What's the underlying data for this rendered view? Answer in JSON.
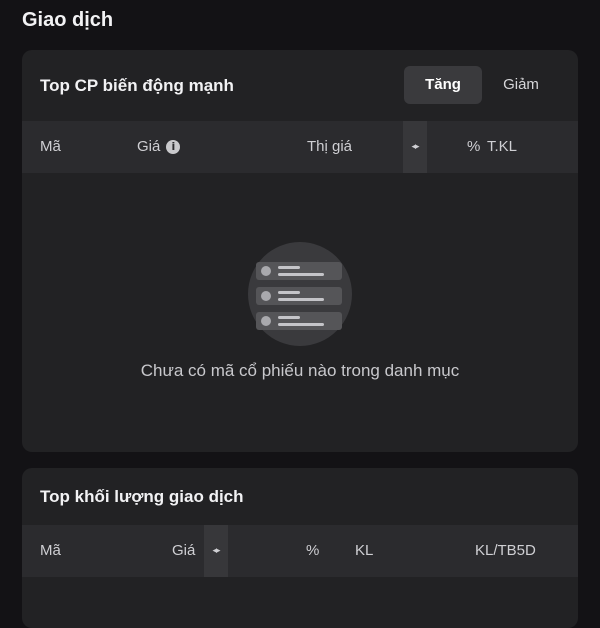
{
  "page": {
    "title": "Giao dịch"
  },
  "top_movers": {
    "title": "Top CP biến động mạnh",
    "tabs": [
      {
        "label": "Tăng",
        "active": true
      },
      {
        "label": "Giảm",
        "active": false
      }
    ],
    "columns": {
      "symbol": "Mã",
      "price": "Giá",
      "market_price": "Thị giá",
      "percent": "%",
      "volume": "T.KL"
    },
    "empty_message": "Chưa có mã cổ phiếu nào trong danh mục"
  },
  "top_volume": {
    "title": "Top khối lượng giao dịch",
    "columns": {
      "symbol": "Mã",
      "price": "Giá",
      "percent": "%",
      "volume": "KL",
      "volume_ratio": "KL/TB5D"
    }
  },
  "icons": {
    "info": "info-icon",
    "sort": "horizontal-sort-arrows-icon",
    "empty_list": "empty-list-illustration"
  },
  "colors": {
    "background": "#131215",
    "card": "#222224",
    "table_header": "#2b2b2e",
    "active_tab": "#3a3a3d"
  }
}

**WRITTEN TASK:** Copy every record above exactly, leaving out the pictures.

**ANSWER:**
What's the underlying data for this rendered view? Answer in JSON.
{
  "page": {
    "title": "Giao dịch"
  },
  "top_movers": {
    "title": "Top CP biến động mạnh",
    "tabs": [
      {
        "label": "Tăng",
        "active": true
      },
      {
        "label": "Giảm",
        "active": false
      }
    ],
    "columns": {
      "symbol": "Mã",
      "price": "Giá",
      "market_price": "Thị giá",
      "percent": "%",
      "volume": "T.KL"
    },
    "empty_message": "Chưa có mã cổ phiếu nào trong danh mục"
  },
  "top_volume": {
    "title": "Top khối lượng giao dịch",
    "columns": {
      "symbol": "Mã",
      "price": "Giá",
      "percent": "%",
      "volume": "KL",
      "volume_ratio": "KL/TB5D"
    }
  },
  "icons": {
    "info": "info-icon",
    "sort": "horizontal-sort-arrows-icon",
    "empty_list": "empty-list-illustration"
  },
  "colors": {
    "background": "#131215",
    "card": "#222224",
    "table_header": "#2b2b2e",
    "active_tab": "#3a3a3d"
  }
}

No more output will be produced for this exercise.